↓
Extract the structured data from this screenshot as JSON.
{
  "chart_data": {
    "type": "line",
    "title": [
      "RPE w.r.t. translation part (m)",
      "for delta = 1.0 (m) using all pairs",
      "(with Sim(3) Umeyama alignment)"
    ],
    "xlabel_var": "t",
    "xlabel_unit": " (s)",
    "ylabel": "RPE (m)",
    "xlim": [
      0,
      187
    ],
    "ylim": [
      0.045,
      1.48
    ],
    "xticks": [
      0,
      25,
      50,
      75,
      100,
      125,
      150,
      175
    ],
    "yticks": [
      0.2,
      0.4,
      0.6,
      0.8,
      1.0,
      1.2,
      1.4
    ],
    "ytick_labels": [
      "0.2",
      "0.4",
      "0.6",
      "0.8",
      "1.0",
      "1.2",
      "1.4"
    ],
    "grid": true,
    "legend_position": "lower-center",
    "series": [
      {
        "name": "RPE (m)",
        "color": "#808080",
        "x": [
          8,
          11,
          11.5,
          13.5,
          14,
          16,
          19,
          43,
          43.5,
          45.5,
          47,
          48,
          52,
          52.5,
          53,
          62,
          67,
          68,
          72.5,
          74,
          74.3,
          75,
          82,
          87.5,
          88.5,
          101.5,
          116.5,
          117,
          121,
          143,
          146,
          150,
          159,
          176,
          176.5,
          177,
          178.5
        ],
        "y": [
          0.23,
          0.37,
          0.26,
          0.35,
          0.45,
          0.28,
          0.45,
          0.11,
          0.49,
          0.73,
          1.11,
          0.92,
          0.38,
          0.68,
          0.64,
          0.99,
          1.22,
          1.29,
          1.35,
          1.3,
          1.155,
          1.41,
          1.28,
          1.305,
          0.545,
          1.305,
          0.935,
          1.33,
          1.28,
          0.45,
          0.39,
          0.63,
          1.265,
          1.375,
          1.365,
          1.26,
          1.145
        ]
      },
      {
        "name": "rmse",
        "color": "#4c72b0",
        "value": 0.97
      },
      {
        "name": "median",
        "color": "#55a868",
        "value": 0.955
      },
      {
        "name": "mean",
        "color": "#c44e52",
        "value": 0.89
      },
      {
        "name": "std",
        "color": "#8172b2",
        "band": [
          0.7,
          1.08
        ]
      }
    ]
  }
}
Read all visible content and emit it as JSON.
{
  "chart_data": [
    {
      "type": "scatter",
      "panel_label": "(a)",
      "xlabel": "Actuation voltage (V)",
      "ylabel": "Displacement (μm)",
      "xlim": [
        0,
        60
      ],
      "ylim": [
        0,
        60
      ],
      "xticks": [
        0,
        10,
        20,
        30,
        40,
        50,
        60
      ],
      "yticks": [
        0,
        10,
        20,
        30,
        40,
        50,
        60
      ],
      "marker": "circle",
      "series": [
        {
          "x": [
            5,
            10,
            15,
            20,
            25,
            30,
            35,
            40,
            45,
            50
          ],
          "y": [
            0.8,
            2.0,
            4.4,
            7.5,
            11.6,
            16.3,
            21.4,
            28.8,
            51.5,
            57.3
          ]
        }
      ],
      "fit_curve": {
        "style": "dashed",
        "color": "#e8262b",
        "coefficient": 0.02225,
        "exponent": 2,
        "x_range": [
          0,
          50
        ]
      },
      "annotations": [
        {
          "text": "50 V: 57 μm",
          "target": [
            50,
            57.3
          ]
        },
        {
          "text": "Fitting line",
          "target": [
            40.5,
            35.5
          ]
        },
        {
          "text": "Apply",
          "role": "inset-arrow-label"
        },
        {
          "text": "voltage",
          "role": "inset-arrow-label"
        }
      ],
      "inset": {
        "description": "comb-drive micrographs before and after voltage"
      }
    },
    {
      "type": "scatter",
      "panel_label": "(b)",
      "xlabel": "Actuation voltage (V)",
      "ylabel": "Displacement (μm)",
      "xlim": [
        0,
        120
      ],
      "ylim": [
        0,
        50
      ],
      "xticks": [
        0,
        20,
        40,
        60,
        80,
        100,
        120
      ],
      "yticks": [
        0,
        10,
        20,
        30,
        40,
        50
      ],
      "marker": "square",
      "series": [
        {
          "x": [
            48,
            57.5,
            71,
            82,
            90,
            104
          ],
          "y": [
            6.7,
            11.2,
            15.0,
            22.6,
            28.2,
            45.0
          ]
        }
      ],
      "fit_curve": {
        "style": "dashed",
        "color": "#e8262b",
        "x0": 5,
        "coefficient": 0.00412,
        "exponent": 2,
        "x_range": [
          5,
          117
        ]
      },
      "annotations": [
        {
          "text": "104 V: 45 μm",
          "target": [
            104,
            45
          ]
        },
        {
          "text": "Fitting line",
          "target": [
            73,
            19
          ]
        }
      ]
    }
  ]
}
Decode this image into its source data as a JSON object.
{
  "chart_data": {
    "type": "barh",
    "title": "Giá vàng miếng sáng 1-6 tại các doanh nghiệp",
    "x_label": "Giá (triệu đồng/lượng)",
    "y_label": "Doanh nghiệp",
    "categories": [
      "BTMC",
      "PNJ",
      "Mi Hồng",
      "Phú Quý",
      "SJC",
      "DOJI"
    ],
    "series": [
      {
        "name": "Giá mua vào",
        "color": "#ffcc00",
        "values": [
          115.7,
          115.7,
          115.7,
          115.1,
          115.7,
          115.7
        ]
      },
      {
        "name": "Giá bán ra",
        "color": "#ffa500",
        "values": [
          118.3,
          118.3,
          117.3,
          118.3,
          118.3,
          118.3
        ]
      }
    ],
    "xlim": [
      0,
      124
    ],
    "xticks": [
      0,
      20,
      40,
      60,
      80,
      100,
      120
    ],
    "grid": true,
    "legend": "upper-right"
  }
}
↑
**TASK PROMPT**
Pull every line containing the word "this" out of the material.

**COMPLETE ANSWER**
Extract the structured data from this screenshot as JSON.
Decode this image into its source data as a JSON object.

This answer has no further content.